(Dataset listings of figures)
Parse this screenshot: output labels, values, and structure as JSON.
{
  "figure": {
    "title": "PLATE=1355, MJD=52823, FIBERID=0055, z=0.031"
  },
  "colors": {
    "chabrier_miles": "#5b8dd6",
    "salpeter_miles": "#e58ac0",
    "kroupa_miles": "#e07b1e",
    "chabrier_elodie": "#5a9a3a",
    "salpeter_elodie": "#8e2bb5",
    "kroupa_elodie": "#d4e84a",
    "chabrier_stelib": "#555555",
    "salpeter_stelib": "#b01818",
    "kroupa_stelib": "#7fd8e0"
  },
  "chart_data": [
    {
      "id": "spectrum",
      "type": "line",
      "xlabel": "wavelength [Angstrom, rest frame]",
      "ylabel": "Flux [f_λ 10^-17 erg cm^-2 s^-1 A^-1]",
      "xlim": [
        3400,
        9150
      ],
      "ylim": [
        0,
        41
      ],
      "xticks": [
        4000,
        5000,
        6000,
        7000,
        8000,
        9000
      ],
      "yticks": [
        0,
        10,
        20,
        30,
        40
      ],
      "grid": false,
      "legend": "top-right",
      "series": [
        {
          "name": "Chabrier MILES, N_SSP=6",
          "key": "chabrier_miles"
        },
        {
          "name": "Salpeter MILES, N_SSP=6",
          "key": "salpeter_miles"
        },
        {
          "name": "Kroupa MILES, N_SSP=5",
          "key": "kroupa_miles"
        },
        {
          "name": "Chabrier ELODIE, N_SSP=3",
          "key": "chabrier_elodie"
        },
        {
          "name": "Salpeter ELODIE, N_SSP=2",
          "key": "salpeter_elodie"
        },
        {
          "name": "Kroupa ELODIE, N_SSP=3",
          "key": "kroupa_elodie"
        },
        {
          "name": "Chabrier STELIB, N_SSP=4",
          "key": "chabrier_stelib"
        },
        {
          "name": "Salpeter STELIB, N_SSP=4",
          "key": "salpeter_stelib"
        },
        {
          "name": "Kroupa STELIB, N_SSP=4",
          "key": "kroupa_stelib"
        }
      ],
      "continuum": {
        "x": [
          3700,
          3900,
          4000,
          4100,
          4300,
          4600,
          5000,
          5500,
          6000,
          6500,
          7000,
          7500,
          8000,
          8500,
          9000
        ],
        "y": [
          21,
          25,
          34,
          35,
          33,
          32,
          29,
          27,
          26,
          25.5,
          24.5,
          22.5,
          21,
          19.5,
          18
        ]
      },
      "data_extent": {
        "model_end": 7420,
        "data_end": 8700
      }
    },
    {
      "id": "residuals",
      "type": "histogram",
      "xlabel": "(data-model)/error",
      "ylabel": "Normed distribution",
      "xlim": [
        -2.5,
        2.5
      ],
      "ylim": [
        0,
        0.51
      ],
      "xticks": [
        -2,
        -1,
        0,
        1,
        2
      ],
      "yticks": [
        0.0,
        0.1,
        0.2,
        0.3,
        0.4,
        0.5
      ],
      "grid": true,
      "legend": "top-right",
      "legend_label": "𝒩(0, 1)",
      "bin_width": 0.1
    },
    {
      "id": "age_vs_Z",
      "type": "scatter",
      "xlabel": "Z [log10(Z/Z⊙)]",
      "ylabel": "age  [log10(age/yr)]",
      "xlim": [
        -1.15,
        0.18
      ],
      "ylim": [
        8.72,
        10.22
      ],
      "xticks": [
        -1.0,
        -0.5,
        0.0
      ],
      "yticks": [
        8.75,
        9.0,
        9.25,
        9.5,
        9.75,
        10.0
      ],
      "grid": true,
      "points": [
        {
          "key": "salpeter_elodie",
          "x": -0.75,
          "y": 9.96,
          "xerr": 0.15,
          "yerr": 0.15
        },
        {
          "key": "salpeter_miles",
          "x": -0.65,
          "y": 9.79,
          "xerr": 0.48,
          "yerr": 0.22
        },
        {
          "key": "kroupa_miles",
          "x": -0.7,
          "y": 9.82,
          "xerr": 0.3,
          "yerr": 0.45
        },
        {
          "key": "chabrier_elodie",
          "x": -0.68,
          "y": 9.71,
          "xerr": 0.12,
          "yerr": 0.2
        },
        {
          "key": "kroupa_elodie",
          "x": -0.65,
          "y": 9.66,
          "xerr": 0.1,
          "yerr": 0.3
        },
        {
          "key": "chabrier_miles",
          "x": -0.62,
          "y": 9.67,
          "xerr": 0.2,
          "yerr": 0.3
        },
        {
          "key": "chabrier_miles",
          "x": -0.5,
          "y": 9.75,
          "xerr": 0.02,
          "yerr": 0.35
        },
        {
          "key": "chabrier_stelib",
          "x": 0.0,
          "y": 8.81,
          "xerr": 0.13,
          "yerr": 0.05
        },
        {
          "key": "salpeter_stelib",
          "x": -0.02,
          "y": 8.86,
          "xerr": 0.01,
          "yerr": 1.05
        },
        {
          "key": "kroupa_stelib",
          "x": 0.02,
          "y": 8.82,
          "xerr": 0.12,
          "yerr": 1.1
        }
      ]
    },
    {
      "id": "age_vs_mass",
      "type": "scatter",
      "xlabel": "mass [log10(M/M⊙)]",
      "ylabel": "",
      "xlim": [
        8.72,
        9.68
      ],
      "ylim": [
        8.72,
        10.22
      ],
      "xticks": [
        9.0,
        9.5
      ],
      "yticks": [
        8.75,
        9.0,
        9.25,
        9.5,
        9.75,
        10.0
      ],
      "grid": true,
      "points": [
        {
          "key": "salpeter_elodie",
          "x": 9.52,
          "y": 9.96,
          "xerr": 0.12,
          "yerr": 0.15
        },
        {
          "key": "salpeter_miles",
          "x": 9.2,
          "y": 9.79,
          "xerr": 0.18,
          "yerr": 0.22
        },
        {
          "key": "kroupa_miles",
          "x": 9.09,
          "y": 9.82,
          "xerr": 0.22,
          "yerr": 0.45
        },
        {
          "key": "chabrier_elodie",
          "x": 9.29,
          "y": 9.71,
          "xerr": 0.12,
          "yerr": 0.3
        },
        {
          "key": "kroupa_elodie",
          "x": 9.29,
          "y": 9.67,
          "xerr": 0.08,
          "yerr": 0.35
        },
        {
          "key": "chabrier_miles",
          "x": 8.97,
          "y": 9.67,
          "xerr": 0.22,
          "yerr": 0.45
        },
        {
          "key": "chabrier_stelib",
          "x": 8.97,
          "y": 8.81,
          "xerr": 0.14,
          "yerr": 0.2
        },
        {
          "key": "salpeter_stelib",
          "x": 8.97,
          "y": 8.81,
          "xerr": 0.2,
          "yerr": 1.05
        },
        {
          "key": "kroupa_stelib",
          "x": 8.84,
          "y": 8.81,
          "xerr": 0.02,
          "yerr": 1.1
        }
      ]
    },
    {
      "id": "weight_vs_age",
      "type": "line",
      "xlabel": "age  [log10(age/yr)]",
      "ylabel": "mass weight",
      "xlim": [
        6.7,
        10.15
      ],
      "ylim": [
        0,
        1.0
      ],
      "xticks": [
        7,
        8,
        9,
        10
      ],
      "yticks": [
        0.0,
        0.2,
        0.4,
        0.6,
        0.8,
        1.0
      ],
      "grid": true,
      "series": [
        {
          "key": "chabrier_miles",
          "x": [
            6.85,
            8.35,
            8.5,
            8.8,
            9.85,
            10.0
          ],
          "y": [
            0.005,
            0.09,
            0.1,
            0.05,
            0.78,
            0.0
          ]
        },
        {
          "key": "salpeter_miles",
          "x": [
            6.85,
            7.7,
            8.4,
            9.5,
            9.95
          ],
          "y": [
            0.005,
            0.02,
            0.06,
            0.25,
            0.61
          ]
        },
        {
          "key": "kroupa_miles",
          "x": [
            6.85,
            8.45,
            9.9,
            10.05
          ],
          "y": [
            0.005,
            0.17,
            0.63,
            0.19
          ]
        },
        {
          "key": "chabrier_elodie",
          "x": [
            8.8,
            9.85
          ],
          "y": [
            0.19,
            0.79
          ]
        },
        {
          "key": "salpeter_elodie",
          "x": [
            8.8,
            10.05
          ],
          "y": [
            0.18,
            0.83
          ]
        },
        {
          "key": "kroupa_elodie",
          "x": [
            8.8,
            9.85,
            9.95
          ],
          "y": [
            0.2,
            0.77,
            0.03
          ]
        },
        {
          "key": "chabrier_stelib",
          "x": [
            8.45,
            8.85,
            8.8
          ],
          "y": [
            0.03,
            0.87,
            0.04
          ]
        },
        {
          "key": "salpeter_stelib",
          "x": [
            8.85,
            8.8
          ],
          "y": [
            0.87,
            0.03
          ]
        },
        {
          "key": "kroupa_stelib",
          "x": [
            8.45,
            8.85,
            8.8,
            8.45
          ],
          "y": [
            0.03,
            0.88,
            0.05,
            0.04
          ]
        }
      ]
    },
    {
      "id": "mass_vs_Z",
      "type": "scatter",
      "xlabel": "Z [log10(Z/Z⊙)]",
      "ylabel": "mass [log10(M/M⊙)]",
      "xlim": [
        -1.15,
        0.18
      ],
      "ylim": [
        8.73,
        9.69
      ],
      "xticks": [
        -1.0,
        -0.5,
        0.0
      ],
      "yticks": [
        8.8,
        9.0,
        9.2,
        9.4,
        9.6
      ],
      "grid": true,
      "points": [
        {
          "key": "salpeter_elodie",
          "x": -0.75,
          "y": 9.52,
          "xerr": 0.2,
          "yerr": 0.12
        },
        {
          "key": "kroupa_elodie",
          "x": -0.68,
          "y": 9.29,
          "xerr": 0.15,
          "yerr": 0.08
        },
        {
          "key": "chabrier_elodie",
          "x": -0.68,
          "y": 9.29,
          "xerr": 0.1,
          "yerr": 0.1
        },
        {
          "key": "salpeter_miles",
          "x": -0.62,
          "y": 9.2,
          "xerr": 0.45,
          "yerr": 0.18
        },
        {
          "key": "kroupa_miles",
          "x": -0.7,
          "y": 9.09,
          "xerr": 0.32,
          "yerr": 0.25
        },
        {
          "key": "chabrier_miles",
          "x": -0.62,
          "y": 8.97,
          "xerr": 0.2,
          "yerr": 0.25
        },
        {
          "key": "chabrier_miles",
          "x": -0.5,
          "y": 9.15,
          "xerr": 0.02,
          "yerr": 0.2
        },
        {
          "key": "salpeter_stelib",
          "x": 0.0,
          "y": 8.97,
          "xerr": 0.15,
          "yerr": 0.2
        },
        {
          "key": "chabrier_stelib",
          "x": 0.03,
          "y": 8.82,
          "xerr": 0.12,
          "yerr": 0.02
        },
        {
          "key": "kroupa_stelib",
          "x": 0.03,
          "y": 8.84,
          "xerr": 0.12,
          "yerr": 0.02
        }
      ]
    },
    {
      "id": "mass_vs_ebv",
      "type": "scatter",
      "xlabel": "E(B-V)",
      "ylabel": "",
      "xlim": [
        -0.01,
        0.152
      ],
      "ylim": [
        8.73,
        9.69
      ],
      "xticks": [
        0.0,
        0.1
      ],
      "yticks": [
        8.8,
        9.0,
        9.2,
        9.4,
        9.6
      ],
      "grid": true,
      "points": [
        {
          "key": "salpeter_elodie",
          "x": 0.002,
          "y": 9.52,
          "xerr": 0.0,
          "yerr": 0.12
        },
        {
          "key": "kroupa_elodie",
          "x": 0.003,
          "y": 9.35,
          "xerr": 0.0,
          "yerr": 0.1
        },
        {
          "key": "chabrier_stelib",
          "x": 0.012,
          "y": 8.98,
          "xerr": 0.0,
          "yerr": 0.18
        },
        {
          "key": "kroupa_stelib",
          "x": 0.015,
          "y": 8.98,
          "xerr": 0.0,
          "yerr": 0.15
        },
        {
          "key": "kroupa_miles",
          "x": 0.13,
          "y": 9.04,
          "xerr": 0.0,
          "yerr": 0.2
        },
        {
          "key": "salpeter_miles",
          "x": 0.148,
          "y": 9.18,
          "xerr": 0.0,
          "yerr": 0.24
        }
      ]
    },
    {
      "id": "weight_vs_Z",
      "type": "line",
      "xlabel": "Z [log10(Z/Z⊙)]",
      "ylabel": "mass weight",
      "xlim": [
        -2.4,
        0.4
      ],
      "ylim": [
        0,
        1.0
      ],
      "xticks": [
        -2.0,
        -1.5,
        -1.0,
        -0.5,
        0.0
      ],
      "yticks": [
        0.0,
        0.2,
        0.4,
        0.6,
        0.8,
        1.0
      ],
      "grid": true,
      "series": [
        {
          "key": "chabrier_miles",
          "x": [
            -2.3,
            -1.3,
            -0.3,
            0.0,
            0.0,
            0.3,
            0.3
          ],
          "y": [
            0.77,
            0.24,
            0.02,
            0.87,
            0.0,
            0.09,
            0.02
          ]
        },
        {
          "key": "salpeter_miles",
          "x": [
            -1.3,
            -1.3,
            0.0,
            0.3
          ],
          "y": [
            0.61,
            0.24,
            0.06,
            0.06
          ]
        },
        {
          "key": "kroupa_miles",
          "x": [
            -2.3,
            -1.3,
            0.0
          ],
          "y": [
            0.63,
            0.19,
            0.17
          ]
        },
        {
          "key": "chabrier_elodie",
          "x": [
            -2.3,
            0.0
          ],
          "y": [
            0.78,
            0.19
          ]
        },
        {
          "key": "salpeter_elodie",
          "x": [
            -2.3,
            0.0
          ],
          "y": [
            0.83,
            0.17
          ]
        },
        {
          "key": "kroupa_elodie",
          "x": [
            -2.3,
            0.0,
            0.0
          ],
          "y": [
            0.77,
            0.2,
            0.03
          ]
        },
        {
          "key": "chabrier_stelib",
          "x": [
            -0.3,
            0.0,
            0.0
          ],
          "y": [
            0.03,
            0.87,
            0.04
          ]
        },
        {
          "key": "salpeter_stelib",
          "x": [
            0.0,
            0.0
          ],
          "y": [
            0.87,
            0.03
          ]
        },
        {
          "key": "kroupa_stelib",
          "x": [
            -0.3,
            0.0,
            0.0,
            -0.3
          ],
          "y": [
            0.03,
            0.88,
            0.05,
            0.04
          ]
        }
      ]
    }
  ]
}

→ To be done
How many lines of the entries above hold the string "ylabel"? Reply with the number alone.

→ Task response
8